Stored data entries
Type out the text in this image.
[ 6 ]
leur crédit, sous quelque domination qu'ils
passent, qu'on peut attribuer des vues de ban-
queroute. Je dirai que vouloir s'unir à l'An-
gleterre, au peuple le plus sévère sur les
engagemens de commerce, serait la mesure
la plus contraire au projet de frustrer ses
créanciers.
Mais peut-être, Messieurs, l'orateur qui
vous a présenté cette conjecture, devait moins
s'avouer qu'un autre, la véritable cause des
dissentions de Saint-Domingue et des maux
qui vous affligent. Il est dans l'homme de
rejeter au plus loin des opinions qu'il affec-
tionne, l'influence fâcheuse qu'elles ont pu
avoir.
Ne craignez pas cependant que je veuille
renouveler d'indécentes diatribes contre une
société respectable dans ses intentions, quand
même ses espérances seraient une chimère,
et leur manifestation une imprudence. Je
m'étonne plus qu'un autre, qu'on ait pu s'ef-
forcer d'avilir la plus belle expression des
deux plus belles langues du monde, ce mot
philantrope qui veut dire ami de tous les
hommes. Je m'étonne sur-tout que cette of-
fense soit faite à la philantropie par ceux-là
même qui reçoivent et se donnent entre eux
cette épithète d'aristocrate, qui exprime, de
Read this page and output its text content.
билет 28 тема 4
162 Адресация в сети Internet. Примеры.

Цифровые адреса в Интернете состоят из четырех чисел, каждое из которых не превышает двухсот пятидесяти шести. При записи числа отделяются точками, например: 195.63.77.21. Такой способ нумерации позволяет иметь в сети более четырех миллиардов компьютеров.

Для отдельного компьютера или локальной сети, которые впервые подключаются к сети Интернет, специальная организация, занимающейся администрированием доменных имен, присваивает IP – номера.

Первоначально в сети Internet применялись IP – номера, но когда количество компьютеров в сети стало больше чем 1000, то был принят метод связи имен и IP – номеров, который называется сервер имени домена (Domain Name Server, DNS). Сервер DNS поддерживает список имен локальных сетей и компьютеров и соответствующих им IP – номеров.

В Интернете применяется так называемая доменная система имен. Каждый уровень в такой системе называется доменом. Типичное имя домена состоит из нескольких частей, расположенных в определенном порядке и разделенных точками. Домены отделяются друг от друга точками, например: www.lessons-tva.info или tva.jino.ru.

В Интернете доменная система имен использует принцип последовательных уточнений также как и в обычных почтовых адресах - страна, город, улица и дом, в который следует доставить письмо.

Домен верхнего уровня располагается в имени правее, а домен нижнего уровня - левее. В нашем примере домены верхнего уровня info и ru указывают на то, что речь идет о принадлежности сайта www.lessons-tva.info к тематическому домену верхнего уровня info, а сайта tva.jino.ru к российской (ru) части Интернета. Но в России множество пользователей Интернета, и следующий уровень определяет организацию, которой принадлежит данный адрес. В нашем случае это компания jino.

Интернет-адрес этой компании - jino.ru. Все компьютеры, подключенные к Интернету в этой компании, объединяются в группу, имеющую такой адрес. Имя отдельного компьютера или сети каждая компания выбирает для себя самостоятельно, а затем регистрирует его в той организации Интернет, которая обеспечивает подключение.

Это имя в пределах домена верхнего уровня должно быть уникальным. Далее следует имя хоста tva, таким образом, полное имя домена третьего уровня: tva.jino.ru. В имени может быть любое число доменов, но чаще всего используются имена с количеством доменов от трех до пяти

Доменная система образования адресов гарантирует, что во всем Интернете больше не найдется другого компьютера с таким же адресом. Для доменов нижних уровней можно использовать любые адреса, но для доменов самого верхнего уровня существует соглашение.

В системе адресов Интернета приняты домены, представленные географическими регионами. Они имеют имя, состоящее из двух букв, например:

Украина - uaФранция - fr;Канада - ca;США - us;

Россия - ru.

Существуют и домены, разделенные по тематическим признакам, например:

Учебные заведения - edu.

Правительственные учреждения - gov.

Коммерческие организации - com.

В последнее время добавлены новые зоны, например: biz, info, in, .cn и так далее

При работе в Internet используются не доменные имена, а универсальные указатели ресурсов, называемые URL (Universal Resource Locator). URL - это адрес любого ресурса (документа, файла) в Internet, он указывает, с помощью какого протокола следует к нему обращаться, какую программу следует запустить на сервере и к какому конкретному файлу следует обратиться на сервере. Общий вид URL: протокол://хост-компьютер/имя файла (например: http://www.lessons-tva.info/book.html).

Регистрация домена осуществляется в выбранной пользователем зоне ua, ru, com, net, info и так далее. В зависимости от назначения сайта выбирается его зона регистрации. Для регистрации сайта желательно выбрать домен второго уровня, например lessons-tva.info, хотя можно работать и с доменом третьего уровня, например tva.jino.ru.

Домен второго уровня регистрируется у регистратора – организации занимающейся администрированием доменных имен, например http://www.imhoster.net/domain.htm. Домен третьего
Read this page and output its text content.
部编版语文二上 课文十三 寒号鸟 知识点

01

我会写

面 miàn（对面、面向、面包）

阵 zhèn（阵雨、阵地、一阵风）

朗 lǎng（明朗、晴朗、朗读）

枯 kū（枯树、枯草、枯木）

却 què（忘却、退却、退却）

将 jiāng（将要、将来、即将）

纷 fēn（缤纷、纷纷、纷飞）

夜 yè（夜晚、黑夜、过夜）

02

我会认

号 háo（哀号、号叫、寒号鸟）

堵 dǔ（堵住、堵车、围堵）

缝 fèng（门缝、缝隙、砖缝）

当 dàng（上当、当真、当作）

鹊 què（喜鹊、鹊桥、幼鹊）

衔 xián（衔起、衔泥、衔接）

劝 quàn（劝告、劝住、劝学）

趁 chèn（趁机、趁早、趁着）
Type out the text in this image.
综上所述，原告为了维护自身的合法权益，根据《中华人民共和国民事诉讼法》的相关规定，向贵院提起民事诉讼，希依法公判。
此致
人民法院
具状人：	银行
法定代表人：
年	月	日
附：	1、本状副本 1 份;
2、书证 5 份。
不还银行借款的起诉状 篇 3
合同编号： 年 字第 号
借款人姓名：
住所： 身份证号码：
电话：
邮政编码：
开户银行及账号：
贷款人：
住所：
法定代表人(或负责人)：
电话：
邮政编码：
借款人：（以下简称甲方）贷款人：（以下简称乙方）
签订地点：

What needs to be done: Quote all the records exactly, please, leaving none out.

Answer in full:
Type out the text in this image.
[ 6 ]
leur crédit, sous quelque domination qu'ils
passent, qu'on peut attribuer des vues de ban-
queroute. Je dirai que vouloir s'unir à l'An-
gleterre, au peuple le plus sévère sur les
engagemens de commerce, serait la mesure
la plus contraire au projet de frustrer ses
créanciers.
Mais peut-être, Messieurs, l'orateur qui
vous a présenté cette conjecture, devait moins
s'avouer qu'un autre, la véritable cause des
dissentions de Saint-Domingue et des maux
qui vous affligent. Il est dans l'homme de
rejeter au plus loin des opinions qu'il affec-
tionne, l'influence fâcheuse qu'elles ont pu
avoir.
Ne craignez pas cependant que je veuille
renouveler d'indécentes diatribes contre une
société respectable dans ses intentions, quand
même ses espérances seraient une chimère,
et leur manifestation une imprudence. Je
m'étonne plus qu'un autre, qu'on ait pu s'ef-
forcer d'avilir la plus belle expression des
deux plus belles langues du monde, ce mot
philantrope qui veut dire ami de tous les
hommes. Je m'étonne sur-tout que cette of-
fense soit faite à la philantropie par ceux-là
même qui reçoivent et se donnent entre eux
cette épithète d'aristocrate, qui exprime, de
Read this page and output its text content.
билет 28 тема 4
162 Адресация в сети Internet. Примеры.

Цифровые адреса в Интернете состоят из четырех чисел, каждое из которых не превышает двухсот пятидесяти шести. При записи числа отделяются точками, например: 195.63.77.21. Такой способ нумерации позволяет иметь в сети более четырех миллиардов компьютеров.

Для отдельного компьютера или локальной сети, которые впервые подключаются к сети Интернет, специальная организация, занимающейся администрированием доменных имен, присваивает IP – номера.

Первоначально в сети Internet применялись IP – номера, но когда количество компьютеров в сети стало больше чем 1000, то был принят метод связи имен и IP – номеров, который называется сервер имени домена (Domain Name Server, DNS). Сервер DNS поддерживает список имен локальных сетей и компьютеров и соответствующих им IP – номеров.

В Интернете применяется так называемая доменная система имен. Каждый уровень в такой системе называется доменом. Типичное имя домена состоит из нескольких частей, расположенных в определенном порядке и разделенных точками. Домены отделяются друг от друга точками, например: www.lessons-tva.info или tva.jino.ru.

В Интернете доменная система имен использует принцип последовательных уточнений также как и в обычных почтовых адресах - страна, город, улица и дом, в который следует доставить письмо.

Домен верхнего уровня располагается в имени правее, а домен нижнего уровня - левее. В нашем примере домены верхнего уровня info и ru указывают на то, что речь идет о принадлежности сайта www.lessons-tva.info к тематическому домену верхнего уровня info, а сайта tva.jino.ru к российской (ru) части Интернета. Но в России множество пользователей Интернета, и следующий уровень определяет организацию, которой принадлежит данный адрес. В нашем случае это компания jino.

Интернет-адрес этой компании - jino.ru. Все компьютеры, подключенные к Интернету в этой компании, объединяются в группу, имеющую такой адрес. Имя отдельного компьютера или сети каждая компания выбирает для себя самостоятельно, а затем регистрирует его в той организации Интернет, которая обеспечивает подключение.

Это имя в пределах домена верхнего уровня должно быть уникальным. Далее следует имя хоста tva, таким образом, полное имя домена третьего уровня: tva.jino.ru. В имени может быть любое число доменов, но чаще всего используются имена с количеством доменов от трех до пяти

Доменная система образования адресов гарантирует, что во всем Интернете больше не найдется другого компьютера с таким же адресом. Для доменов нижних уровней можно использовать любые адреса, но для доменов самого верхнего уровня существует соглашение.

В системе адресов Интернета приняты домены, представленные географическими регионами. Они имеют имя, состоящее из двух букв, например:

Украина - uaФранция - fr;Канада - ca;США - us;

Россия - ru.

Существуют и домены, разделенные по тематическим признакам, например:

Учебные заведения - edu.

Правительственные учреждения - gov.

Коммерческие организации - com.

В последнее время добавлены новые зоны, например: biz, info, in, .cn и так далее

При работе в Internet используются не доменные имена, а универсальные указатели ресурсов, называемые URL (Universal Resource Locator). URL - это адрес любого ресурса (документа, файла) в Internet, он указывает, с помощью какого протокола следует к нему обращаться, какую программу следует запустить на сервере и к какому конкретному файлу следует обратиться на сервере. Общий вид URL: протокол://хост-компьютер/имя файла (например: http://www.lessons-tva.info/book.html).

Регистрация домена осуществляется в выбранной пользователем зоне ua, ru, com, net, info и так далее. В зависимости от назначения сайта выбирается его зона регистрации. Для регистрации сайта желательно выбрать домен второго уровня, например lessons-tva.info, хотя можно работать и с доменом третьего уровня, например tva.jino.ru.

Домен второго уровня регистрируется у регистратора – организации занимающейся администрированием доменных имен, например http://www.imhoster.net/domain.htm. Домен третьего
Read this page and output its text content.
部编版语文二上 课文十三 寒号鸟 知识点

01

我会写

面 miàn（对面、面向、面包）

阵 zhèn（阵雨、阵地、一阵风）

朗 lǎng（明朗、晴朗、朗读）

枯 kū（枯树、枯草、枯木）

却 què（忘却、退却、退却）

将 jiāng（将要、将来、即将）

纷 fēn（缤纷、纷纷、纷飞）

夜 yè（夜晚、黑夜、过夜）

02

我会认

号 háo（哀号、号叫、寒号鸟）

堵 dǔ（堵住、堵车、围堵）

缝 fèng（门缝、缝隙、砖缝）

当 dàng（上当、当真、当作）

鹊 què（喜鹊、鹊桥、幼鹊）

衔 xián（衔起、衔泥、衔接）

劝 quàn（劝告、劝住、劝学）

趁 chèn（趁机、趁早、趁着）
Type out the text in this image.
综上所述，原告为了维护自身的合法权益，根据《中华人民共和国民事诉讼法》的相关规定，向贵院提起民事诉讼，希依法公判。
此致
人民法院
具状人：	银行
法定代表人：
年	月	日
附：	1、本状副本 1 份;
2、书证 5 份。
不还银行借款的起诉状 篇 3
合同编号： 年 字第 号
借款人姓名：
住所： 身份证号码：
电话：
邮政编码：
开户银行及账号：
贷款人：
住所：
法定代表人(或负责人)：
电话：
邮政编码：
借款人：（以下简称甲方）贷款人：（以下简称乙方）
签订地点：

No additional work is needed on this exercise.